Given request:
Filter these entries, keeping only lines that hold the word "option".

Supplied records:
··········
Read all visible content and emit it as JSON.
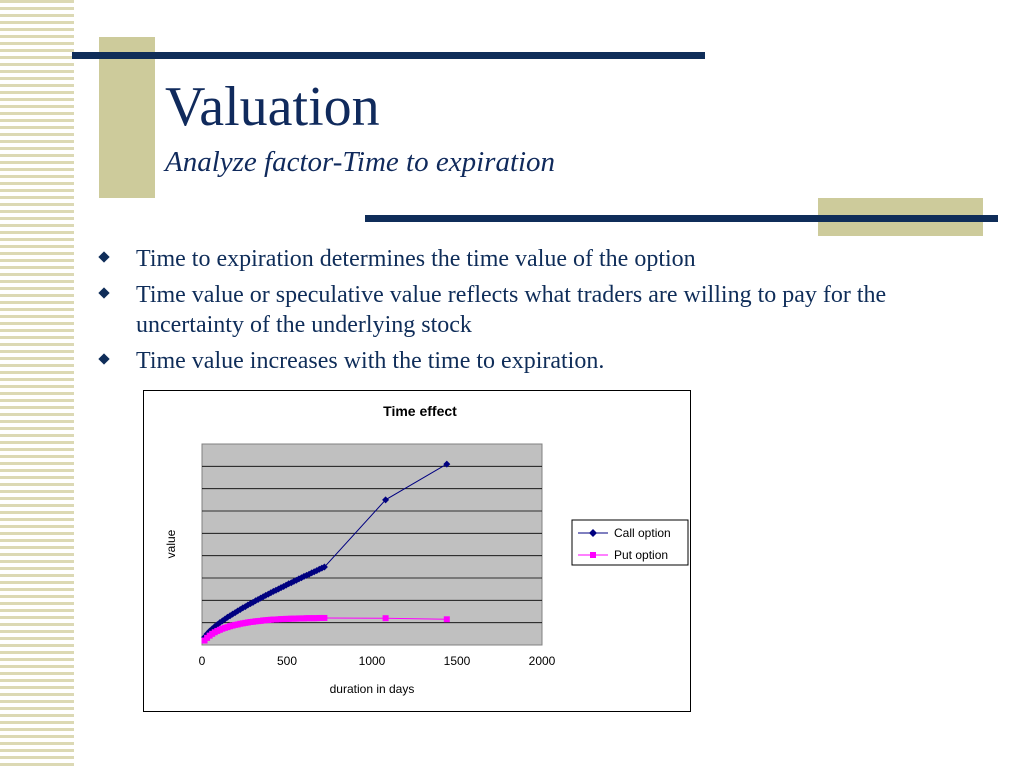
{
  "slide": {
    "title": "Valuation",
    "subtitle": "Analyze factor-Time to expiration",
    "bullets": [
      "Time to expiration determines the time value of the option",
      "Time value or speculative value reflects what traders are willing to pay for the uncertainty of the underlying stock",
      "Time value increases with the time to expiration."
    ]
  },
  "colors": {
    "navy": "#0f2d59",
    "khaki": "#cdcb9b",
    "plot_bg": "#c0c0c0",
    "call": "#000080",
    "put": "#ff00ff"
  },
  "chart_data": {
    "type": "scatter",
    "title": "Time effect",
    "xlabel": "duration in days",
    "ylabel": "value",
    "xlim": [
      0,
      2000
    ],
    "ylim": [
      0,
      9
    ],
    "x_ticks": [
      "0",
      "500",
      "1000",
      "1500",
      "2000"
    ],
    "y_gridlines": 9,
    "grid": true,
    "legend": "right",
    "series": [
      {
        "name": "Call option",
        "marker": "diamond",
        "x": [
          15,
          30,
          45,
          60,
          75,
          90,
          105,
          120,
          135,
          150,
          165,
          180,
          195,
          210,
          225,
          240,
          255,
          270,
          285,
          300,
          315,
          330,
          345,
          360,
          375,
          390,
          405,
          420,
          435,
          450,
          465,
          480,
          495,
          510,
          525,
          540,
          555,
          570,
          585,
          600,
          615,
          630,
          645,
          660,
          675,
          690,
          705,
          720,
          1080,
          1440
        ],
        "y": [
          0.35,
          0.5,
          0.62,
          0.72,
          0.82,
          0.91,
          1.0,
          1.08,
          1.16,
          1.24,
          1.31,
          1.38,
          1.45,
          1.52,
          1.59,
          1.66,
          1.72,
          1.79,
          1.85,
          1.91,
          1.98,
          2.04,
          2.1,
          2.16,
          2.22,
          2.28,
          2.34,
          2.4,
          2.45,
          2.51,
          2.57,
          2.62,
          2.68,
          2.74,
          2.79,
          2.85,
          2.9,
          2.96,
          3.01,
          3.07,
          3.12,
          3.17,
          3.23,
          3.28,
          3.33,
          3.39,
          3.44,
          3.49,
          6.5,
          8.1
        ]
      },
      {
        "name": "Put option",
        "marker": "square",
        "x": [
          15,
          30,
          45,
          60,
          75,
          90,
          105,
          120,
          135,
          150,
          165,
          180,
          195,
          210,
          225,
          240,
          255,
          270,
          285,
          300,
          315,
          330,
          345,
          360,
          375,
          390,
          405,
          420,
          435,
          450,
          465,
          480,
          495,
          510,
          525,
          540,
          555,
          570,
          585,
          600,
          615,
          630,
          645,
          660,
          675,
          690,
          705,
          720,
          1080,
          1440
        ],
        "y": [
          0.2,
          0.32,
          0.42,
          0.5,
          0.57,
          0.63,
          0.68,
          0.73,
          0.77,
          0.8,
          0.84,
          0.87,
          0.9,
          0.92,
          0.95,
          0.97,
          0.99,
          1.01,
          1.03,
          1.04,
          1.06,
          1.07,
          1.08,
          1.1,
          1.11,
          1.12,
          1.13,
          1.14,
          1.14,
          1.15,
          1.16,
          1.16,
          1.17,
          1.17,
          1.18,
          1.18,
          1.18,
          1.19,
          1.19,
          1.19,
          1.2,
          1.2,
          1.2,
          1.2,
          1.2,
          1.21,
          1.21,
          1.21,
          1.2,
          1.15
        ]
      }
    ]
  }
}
··········
Full answer:
      "Time to expiration determines the time value of the option",
        "name": "Call option",
        "name": "Put option",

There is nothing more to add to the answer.